▶ _Set exercise_
Give the data below again exactly as it stands. Omit the pictures.

Saved entries

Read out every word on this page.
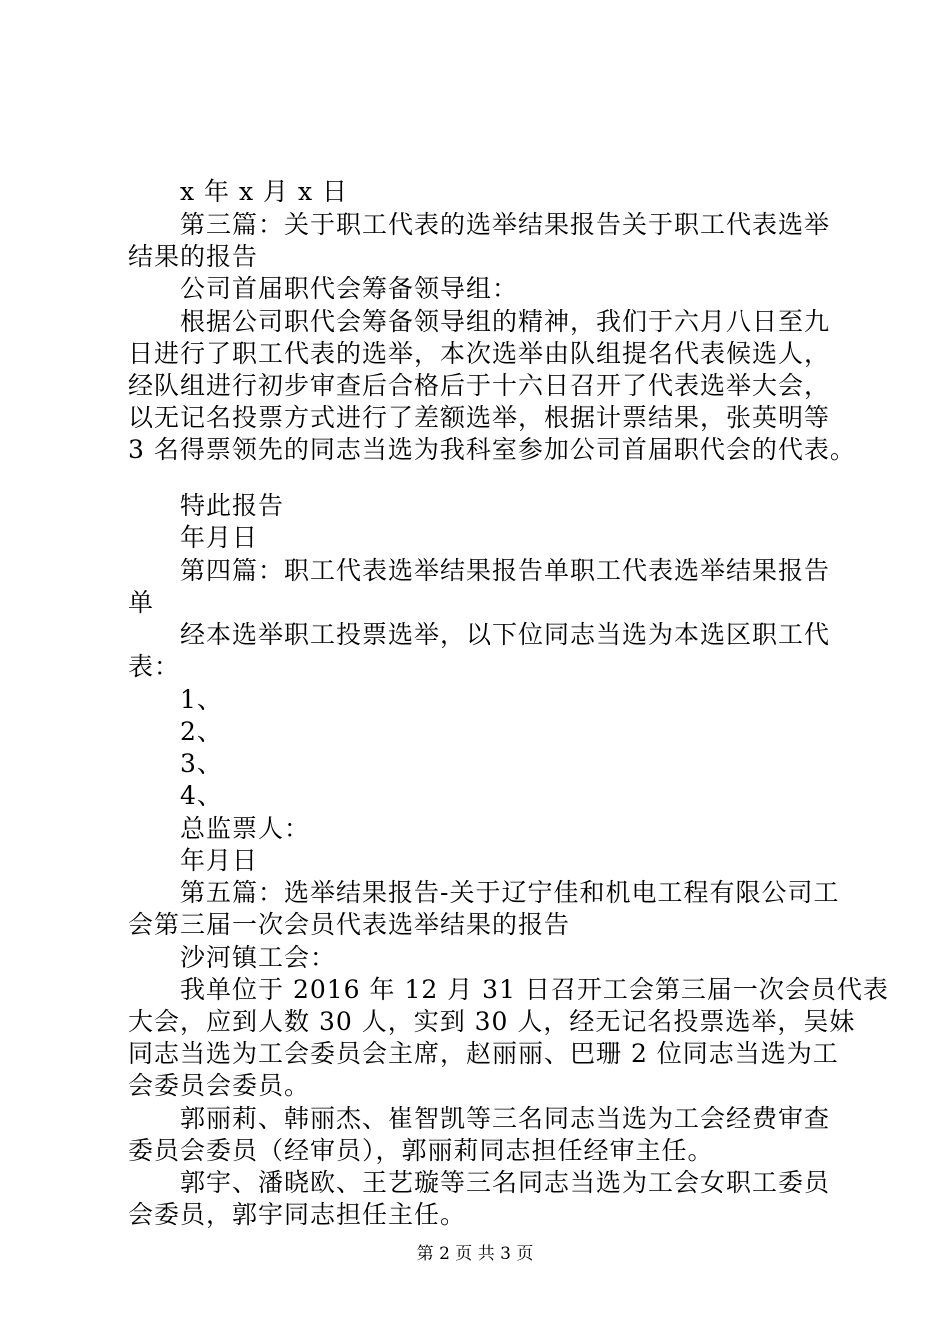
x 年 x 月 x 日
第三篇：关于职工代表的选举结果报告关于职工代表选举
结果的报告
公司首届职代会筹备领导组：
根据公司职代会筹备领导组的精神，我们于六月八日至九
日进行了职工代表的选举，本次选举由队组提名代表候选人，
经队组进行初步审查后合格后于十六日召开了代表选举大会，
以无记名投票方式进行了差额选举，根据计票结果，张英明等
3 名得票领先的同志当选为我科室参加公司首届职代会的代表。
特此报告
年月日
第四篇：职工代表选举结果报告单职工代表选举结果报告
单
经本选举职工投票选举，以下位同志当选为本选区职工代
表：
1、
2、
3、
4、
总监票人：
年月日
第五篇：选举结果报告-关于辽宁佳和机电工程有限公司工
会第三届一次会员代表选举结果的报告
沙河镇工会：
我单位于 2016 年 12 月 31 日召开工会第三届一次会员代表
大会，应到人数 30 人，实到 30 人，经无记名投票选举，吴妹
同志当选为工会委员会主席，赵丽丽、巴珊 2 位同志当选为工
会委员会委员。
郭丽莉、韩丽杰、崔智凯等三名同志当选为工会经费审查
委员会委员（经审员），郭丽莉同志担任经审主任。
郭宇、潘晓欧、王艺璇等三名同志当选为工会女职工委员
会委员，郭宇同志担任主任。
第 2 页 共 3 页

▶ _Answer in full_
Read out every word on this page.
x 年 x 月 x 日
第三篇：关于职工代表的选举结果报告关于职工代表选举
结果的报告
公司首届职代会筹备领导组：
根据公司职代会筹备领导组的精神，我们于六月八日至九
日进行了职工代表的选举，本次选举由队组提名代表候选人，
经队组进行初步审查后合格后于十六日召开了代表选举大会，
以无记名投票方式进行了差额选举，根据计票结果，张英明等
3 名得票领先的同志当选为我科室参加公司首届职代会的代表。
特此报告
年月日
第四篇：职工代表选举结果报告单职工代表选举结果报告
单
经本选举职工投票选举，以下位同志当选为本选区职工代
表：
1、
2、
3、
4、
总监票人：
年月日
第五篇：选举结果报告-关于辽宁佳和机电工程有限公司工
会第三届一次会员代表选举结果的报告
沙河镇工会：
我单位于 2016 年 12 月 31 日召开工会第三届一次会员代表
大会，应到人数 30 人，实到 30 人，经无记名投票选举，吴妹
同志当选为工会委员会主席，赵丽丽、巴珊 2 位同志当选为工
会委员会委员。
郭丽莉、韩丽杰、崔智凯等三名同志当选为工会经费审查
委员会委员（经审员），郭丽莉同志担任经审主任。
郭宇、潘晓欧、王艺璇等三名同志当选为工会女职工委员
会委员，郭宇同志担任主任。
第 2 页 共 3 页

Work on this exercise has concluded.